**EXERCISE DIRECTIONS:** Scan the data below for lines holding the word "ANÁLISIS", and copy each line found.

Top of ENTRIES SHOWN

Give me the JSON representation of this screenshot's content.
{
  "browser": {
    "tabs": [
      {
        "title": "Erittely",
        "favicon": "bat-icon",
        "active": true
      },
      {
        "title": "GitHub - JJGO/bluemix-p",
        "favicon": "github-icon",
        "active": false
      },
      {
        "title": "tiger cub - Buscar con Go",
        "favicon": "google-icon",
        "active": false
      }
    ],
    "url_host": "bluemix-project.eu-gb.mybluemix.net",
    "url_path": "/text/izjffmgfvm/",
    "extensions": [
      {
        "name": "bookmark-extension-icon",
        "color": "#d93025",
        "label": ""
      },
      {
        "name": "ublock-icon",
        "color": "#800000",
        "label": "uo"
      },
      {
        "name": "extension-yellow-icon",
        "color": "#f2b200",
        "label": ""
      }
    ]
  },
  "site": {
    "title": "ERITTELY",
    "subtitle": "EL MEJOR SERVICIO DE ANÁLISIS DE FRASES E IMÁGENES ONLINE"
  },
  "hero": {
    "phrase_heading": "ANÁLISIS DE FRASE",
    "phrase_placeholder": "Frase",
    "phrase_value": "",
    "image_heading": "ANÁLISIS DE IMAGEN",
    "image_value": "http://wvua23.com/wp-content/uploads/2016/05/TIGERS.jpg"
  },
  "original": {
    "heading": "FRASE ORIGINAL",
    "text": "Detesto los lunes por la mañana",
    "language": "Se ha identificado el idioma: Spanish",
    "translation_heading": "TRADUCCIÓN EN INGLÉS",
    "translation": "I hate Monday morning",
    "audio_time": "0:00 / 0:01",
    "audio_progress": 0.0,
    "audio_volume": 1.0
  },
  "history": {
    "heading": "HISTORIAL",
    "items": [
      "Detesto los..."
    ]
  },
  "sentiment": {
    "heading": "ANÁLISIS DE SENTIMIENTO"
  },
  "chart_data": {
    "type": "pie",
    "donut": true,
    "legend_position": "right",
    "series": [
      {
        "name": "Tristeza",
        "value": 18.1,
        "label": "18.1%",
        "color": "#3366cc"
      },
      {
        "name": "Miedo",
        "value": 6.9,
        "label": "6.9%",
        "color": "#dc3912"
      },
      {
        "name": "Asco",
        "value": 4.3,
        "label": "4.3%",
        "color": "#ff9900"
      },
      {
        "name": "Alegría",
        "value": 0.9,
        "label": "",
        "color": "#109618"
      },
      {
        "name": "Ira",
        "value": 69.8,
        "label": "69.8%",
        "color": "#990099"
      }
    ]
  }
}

Bottom of ENTRIES SHOWN

**ANSWER TO THE PROBLEM:**
    "subtitle": "EL MEJOR SERVICIO DE ANÁLISIS DE FRASES E IMÁGENES ONLINE"
    "phrase_heading": "ANÁLISIS DE FRASE",
    "image_heading": "ANÁLISIS DE IMAGEN",
    "heading": "ANÁLISIS DE SENTIMIENTO"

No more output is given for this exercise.